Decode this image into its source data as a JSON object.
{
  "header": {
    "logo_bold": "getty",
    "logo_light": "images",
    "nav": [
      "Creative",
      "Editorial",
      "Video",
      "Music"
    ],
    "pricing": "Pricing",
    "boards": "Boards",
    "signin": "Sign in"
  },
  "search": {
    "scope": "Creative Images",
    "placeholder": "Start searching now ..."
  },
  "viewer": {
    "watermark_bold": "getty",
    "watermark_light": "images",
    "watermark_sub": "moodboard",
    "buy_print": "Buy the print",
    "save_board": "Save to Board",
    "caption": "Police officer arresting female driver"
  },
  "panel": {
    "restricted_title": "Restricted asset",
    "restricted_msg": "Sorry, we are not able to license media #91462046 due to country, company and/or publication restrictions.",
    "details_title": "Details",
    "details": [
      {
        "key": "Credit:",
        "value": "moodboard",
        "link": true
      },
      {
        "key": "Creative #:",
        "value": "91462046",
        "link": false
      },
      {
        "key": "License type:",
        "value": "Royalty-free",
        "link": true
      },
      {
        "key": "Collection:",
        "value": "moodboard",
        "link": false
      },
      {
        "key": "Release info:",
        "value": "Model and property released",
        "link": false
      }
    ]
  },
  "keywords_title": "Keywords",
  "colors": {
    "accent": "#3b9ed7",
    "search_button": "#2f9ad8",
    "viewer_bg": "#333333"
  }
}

_ _ _ _ _

Using the listing above, show each line holding the string "getty".

● ANSWER TO THIS PROBLEM
    "logo_bold": "getty",
    "watermark_bold": "getty",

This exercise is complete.